* Begin SUPPLIED RECORDS *

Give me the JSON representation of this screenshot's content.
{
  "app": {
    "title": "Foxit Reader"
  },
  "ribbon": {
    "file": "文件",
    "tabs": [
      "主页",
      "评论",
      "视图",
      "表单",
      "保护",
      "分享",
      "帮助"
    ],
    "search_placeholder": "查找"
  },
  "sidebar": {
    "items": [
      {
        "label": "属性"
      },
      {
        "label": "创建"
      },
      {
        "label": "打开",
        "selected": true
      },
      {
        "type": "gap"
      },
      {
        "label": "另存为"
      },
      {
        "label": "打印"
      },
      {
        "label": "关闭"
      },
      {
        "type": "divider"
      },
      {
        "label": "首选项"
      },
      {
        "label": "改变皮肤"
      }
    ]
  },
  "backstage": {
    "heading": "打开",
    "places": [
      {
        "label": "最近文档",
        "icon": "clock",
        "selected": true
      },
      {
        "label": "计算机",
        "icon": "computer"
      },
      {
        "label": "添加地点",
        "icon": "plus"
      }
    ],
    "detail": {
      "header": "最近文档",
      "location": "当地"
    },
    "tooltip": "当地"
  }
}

* End SUPPLIED RECORDS *

■ **REQUEST**: Repeat the records above in full, character for character.

■ **COMPLETED TASK**:
Give me the JSON representation of this screenshot's content.
{
  "app": {
    "title": "Foxit Reader"
  },
  "ribbon": {
    "file": "文件",
    "tabs": [
      "主页",
      "评论",
      "视图",
      "表单",
      "保护",
      "分享",
      "帮助"
    ],
    "search_placeholder": "查找"
  },
  "sidebar": {
    "items": [
      {
        "label": "属性"
      },
      {
        "label": "创建"
      },
      {
        "label": "打开",
        "selected": true
      },
      {
        "type": "gap"
      },
      {
        "label": "另存为"
      },
      {
        "label": "打印"
      },
      {
        "label": "关闭"
      },
      {
        "type": "divider"
      },
      {
        "label": "首选项"
      },
      {
        "label": "改变皮肤"
      }
    ]
  },
  "backstage": {
    "heading": "打开",
    "places": [
      {
        "label": "最近文档",
        "icon": "clock",
        "selected": true
      },
      {
        "label": "计算机",
        "icon": "computer"
      },
      {
        "label": "添加地点",
        "icon": "plus"
      }
    ],
    "detail": {
      "header": "最近文档",
      "location": "当地"
    },
    "tooltip": "当地"
  }
}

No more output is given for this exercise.